(Direction): Convert the records from the very beginning through the line containing "In FIG. 22, the plug or pin 18", both ends included, into a JSON list of strings with one string per line and blank lines omitted.

(Records to process):
>> begin

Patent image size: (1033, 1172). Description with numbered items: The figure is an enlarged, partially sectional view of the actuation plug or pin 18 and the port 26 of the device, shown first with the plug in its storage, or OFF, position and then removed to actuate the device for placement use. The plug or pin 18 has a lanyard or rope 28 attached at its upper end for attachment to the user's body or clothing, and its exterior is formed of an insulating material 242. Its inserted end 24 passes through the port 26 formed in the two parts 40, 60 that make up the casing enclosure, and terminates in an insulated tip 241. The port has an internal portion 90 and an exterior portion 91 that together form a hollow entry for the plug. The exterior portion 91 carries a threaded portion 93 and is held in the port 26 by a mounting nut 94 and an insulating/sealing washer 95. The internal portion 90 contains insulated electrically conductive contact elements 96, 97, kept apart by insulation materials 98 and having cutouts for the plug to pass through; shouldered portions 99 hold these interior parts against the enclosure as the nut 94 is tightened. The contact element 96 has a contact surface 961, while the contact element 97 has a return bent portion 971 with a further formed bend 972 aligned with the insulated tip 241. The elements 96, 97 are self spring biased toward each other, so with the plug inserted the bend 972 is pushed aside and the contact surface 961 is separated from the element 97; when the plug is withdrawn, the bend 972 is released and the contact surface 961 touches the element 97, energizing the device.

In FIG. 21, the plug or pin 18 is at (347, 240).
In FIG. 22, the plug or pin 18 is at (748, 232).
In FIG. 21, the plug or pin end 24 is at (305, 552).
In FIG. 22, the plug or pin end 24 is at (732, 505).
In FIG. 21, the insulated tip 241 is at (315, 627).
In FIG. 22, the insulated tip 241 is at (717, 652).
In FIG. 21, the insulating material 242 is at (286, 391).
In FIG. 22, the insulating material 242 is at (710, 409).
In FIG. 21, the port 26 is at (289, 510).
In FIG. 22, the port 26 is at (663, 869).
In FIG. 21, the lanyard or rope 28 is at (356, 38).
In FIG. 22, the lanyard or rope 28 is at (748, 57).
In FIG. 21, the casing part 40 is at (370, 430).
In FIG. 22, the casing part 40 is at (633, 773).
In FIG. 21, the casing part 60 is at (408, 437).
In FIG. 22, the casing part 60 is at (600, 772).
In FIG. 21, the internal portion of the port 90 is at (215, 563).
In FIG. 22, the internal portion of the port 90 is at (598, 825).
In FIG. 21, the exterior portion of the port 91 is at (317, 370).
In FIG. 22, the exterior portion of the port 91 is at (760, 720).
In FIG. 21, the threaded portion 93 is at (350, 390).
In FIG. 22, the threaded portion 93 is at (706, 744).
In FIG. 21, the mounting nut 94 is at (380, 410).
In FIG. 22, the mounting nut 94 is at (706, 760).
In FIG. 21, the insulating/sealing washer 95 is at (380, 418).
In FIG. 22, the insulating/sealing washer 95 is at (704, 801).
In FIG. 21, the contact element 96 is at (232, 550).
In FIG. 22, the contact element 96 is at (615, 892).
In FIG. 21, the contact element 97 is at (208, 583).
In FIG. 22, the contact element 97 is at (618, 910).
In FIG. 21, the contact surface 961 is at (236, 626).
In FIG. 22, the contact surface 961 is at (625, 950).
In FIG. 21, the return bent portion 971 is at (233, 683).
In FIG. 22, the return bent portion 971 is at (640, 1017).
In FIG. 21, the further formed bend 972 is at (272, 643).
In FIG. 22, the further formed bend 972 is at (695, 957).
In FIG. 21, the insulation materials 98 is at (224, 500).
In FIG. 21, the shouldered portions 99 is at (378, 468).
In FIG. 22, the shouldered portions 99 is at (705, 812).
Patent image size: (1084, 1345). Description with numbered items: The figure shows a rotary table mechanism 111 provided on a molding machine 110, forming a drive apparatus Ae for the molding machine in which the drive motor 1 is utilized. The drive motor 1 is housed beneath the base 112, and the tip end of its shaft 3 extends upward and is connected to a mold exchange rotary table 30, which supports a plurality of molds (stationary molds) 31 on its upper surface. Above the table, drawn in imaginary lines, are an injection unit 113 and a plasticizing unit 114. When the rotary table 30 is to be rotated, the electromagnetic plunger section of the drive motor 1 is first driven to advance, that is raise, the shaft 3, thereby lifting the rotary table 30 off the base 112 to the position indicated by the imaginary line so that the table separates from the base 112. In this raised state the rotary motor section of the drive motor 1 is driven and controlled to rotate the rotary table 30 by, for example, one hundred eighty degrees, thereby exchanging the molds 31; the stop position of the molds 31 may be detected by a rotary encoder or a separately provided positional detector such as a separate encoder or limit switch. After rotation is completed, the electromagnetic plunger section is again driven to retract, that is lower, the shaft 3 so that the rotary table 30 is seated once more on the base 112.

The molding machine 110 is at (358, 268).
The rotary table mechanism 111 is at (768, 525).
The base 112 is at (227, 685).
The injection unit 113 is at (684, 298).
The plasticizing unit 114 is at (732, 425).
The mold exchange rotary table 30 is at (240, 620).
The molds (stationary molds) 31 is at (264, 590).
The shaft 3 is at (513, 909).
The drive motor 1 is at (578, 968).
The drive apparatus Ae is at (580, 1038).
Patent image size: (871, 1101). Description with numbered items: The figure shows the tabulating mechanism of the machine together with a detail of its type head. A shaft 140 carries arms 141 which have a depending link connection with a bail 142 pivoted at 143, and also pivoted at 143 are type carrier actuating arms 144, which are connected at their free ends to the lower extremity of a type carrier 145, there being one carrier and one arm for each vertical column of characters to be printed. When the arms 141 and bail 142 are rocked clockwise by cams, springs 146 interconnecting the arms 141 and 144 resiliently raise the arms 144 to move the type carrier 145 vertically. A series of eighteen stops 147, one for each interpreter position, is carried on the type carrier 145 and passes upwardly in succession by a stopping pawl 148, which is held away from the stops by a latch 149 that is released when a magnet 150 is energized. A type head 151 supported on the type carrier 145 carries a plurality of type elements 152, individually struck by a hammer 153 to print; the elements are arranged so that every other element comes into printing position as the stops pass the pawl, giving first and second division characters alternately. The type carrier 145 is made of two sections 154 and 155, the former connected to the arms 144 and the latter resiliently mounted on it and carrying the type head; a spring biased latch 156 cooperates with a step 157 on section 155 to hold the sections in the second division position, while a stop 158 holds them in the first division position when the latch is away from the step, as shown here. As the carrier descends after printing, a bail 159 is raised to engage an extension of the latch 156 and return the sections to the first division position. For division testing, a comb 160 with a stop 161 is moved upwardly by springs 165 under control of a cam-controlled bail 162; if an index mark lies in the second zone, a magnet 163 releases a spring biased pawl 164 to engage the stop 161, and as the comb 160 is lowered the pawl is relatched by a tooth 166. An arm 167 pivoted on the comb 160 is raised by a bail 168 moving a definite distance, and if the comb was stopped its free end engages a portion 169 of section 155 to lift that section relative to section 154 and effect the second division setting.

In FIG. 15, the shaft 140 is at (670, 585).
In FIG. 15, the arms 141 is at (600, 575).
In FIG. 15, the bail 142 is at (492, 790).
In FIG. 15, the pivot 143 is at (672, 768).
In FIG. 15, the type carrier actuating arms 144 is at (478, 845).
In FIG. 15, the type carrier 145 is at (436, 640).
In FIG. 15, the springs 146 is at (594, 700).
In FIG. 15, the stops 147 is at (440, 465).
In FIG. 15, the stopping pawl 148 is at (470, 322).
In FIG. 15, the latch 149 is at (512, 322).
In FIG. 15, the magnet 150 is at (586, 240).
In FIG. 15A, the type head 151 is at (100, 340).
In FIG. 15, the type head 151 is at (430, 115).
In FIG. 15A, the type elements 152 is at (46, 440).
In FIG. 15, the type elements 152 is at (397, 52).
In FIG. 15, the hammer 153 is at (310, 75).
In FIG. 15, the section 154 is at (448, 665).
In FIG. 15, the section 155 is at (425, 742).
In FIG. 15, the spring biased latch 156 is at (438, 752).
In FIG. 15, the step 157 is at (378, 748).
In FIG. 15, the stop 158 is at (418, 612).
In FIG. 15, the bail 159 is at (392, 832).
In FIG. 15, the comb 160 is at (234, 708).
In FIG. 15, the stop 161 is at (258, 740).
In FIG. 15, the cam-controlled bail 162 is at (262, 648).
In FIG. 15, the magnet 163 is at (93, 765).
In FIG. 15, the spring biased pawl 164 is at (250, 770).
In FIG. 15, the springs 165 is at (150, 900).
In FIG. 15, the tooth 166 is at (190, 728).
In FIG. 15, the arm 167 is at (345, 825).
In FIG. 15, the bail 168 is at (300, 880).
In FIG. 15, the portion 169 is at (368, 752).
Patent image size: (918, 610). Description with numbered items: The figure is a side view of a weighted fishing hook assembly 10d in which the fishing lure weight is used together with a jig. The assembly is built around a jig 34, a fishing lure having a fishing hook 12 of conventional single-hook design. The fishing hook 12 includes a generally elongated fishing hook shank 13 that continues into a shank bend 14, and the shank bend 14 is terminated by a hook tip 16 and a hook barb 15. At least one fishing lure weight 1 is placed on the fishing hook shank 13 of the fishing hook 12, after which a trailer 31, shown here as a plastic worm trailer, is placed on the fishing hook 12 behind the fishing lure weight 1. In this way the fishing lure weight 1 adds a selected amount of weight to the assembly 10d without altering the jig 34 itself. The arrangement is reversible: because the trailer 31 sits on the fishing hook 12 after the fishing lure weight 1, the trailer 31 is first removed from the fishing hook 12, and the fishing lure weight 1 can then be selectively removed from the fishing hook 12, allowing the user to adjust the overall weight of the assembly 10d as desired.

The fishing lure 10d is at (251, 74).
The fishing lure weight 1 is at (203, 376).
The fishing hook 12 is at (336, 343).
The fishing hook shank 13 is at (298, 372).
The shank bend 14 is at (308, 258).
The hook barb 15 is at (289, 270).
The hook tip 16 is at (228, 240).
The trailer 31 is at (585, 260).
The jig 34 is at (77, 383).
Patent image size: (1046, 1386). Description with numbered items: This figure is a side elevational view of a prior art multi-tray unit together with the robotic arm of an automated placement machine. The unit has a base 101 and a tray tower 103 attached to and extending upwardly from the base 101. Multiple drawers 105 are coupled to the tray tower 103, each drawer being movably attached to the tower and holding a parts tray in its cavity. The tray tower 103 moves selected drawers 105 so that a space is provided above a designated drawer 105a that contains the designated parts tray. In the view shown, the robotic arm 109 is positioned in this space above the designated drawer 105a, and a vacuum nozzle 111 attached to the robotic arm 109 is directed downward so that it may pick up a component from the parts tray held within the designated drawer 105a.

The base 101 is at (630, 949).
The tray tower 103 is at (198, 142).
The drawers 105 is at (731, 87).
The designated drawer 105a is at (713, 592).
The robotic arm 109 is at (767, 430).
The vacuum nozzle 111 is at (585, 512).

>> end

(Output for this exercise):
[
  "Patent image size: (1033, 1172). Description with numbered items: The figure is an enlarged, partially sectional view of the actuation plug or pin 18 and the port 26 of the device, shown first with the plug in its storage, or OFF, position and then removed to actuate the device for placement use. The plug or pin 18 has a lanyard or rope 28 attached at its upper end for attachment to the user's body or clothing, and its exterior is formed of an insulating material 242. Its inserted end 24 passes through the port 26 formed in the two parts 40, 60 that make up the casing enclosure, and terminates in an insulated tip 241. The port has an internal portion 90 and an exterior portion 91 that together form a hollow entry for the plug. The exterior portion 91 carries a threaded portion 93 and is held in the port 26 by a mounting nut 94 and an insulating/sealing washer 95. The internal portion 90 contains insulated electrically conductive contact elements 96, 97, kept apart by insulation materials 98 and having cutouts for the plug to pass through; shouldered portions 99 hold these interior parts against the enclosure as the nut 94 is tightened. The contact element 96 has a contact surface 961, while the contact element 97 has a return bent portion 971 with a further formed bend 972 aligned with the insulated tip 241. The elements 96, 97 are self spring biased toward each other, so with the plug inserted the bend 972 is pushed aside and the contact surface 961 is separated from the element 97; when the plug is withdrawn, the bend 972 is released and the contact surface 961 touches the element 97, energizing the device.",
  "In FIG. 21, the plug or pin 18 is at (347, 240).",
  "In FIG. 22, the plug or pin 18 is at (748, 232)."
]